DIRECTIVE: Please give the listing again in its entirety, exactly as written.

SOURCE RECORDS:
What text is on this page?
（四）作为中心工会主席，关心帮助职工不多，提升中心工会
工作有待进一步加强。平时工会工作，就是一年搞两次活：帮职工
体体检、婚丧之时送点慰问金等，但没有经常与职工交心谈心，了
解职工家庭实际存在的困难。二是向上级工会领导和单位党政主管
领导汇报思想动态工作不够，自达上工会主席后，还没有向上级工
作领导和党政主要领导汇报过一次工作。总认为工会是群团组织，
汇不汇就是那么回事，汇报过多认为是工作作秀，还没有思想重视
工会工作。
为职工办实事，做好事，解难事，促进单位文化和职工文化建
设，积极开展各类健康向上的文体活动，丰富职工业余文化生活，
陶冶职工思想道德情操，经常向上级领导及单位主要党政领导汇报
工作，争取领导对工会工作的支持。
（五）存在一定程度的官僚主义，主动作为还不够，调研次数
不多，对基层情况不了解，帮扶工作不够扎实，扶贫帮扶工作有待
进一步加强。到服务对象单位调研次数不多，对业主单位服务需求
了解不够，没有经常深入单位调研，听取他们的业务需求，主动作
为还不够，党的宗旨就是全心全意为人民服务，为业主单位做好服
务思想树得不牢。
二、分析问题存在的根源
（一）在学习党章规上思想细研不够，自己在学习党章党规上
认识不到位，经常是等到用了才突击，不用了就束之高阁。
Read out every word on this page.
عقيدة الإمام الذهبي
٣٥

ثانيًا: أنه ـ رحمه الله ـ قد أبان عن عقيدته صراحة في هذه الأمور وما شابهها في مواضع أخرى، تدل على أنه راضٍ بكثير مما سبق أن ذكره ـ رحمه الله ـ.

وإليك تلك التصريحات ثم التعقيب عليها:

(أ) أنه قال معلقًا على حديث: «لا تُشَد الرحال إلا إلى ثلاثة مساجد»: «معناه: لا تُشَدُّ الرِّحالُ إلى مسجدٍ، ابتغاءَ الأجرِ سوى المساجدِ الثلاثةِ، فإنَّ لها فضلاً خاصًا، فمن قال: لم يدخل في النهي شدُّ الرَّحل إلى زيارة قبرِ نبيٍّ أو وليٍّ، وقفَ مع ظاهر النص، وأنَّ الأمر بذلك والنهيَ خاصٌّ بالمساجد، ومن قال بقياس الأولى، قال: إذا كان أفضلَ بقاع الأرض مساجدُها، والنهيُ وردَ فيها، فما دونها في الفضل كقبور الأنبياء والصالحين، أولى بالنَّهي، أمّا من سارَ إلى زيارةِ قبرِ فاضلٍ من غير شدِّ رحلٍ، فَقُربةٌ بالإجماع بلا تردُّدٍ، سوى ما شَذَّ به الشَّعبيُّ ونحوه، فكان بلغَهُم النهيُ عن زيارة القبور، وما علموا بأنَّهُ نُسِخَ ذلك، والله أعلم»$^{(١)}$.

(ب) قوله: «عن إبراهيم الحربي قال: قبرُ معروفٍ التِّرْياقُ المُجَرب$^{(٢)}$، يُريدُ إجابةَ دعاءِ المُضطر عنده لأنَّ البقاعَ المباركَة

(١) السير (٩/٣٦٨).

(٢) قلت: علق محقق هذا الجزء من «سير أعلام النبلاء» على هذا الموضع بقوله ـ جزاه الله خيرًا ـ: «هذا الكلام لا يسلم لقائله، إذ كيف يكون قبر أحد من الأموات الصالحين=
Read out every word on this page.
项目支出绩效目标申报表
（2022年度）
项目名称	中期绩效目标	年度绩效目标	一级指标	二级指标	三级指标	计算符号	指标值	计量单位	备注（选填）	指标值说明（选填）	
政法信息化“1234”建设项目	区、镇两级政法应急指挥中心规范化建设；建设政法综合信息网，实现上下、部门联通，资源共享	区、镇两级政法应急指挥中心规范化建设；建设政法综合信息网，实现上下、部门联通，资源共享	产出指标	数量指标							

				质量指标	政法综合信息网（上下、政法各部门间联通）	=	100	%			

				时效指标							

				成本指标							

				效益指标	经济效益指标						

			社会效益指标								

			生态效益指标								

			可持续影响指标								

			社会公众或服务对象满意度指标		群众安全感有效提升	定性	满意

EXERCISE RESPONSE:
What text is on this page?
（四）作为中心工会主席，关心帮助职工不多，提升中心工会
工作有待进一步加强。平时工会工作，就是一年搞两次活：帮职工
体体检、婚丧之时送点慰问金等，但没有经常与职工交心谈心，了
解职工家庭实际存在的困难。二是向上级工会领导和单位党政主管
领导汇报思想动态工作不够，自达上工会主席后，还没有向上级工
作领导和党政主要领导汇报过一次工作。总认为工会是群团组织，
汇不汇就是那么回事，汇报过多认为是工作作秀，还没有思想重视
工会工作。
为职工办实事，做好事，解难事，促进单位文化和职工文化建
设，积极开展各类健康向上的文体活动，丰富职工业余文化生活，
陶冶职工思想道德情操，经常向上级领导及单位主要党政领导汇报
工作，争取领导对工会工作的支持。
（五）存在一定程度的官僚主义，主动作为还不够，调研次数
不多，对基层情况不了解，帮扶工作不够扎实，扶贫帮扶工作有待
进一步加强。到服务对象单位调研次数不多，对业主单位服务需求
了解不够，没有经常深入单位调研，听取他们的业务需求，主动作
为还不够，党的宗旨就是全心全意为人民服务，为业主单位做好服
务思想树得不牢。
二、分析问题存在的根源
（一）在学习党章规上思想细研不够，自己在学习党章党规上
认识不到位，经常是等到用了才突击，不用了就束之高阁。
Read out every word on this page.
عقيدة الإمام الذهبي
٣٥

ثانيًا: أنه ـ رحمه الله ـ قد أبان عن عقيدته صراحة في هذه الأمور وما شابهها في مواضع أخرى، تدل على أنه راضٍ بكثير مما سبق أن ذكره ـ رحمه الله ـ.

وإليك تلك التصريحات ثم التعقيب عليها:

(أ) أنه قال معلقًا على حديث: «لا تُشَد الرحال إلا إلى ثلاثة مساجد»: «معناه: لا تُشَدُّ الرِّحالُ إلى مسجدٍ، ابتغاءَ الأجرِ سوى المساجدِ الثلاثةِ، فإنَّ لها فضلاً خاصًا، فمن قال: لم يدخل في النهي شدُّ الرَّحل إلى زيارة قبرِ نبيٍّ أو وليٍّ، وقفَ مع ظاهر النص، وأنَّ الأمر بذلك والنهيَ خاصٌّ بالمساجد، ومن قال بقياس الأولى، قال: إذا كان أفضلَ بقاع الأرض مساجدُها، والنهيُ وردَ فيها، فما دونها في الفضل كقبور الأنبياء والصالحين، أولى بالنَّهي، أمّا من سارَ إلى زيارةِ قبرِ فاضلٍ من غير شدِّ رحلٍ، فَقُربةٌ بالإجماع بلا تردُّدٍ، سوى ما شَذَّ به الشَّعبيُّ ونحوه، فكان بلغَهُم النهيُ عن زيارة القبور، وما علموا بأنَّهُ نُسِخَ ذلك، والله أعلم»$^{(١)}$.

(ب) قوله: «عن إبراهيم الحربي قال: قبرُ معروفٍ التِّرْياقُ المُجَرب$^{(٢)}$، يُريدُ إجابةَ دعاءِ المُضطر عنده لأنَّ البقاعَ المباركَة

(١) السير (٩/٣٦٨).

(٢) قلت: علق محقق هذا الجزء من «سير أعلام النبلاء» على هذا الموضع بقوله ـ جزاه الله خيرًا ـ: «هذا الكلام لا يسلم لقائله، إذ كيف يكون قبر أحد من الأموات الصالحين=
Read out every word on this page.
项目支出绩效目标申报表
（2022年度）
项目名称	中期绩效目标	年度绩效目标	一级指标	二级指标	三级指标	计算符号	指标值	计量单位	备注（选填）	指标值说明（选填）	
政法信息化“1234”建设项目	区、镇两级政法应急指挥中心规范化建设；建设政法综合信息网，实现上下、部门联通，资源共享	区、镇两级政法应急指挥中心规范化建设；建设政法综合信息网，实现上下、部门联通，资源共享	产出指标	数量指标							

				质量指标	政法综合信息网（上下、政法各部门间联通）	=	100	%			

				时效指标							

				成本指标							

				效益指标	经济效益指标						

			社会效益指标								

			生态效益指标								

			可持续影响指标								

			社会公众或服务对象满意度指标		群众安全感有效提升	定性	满意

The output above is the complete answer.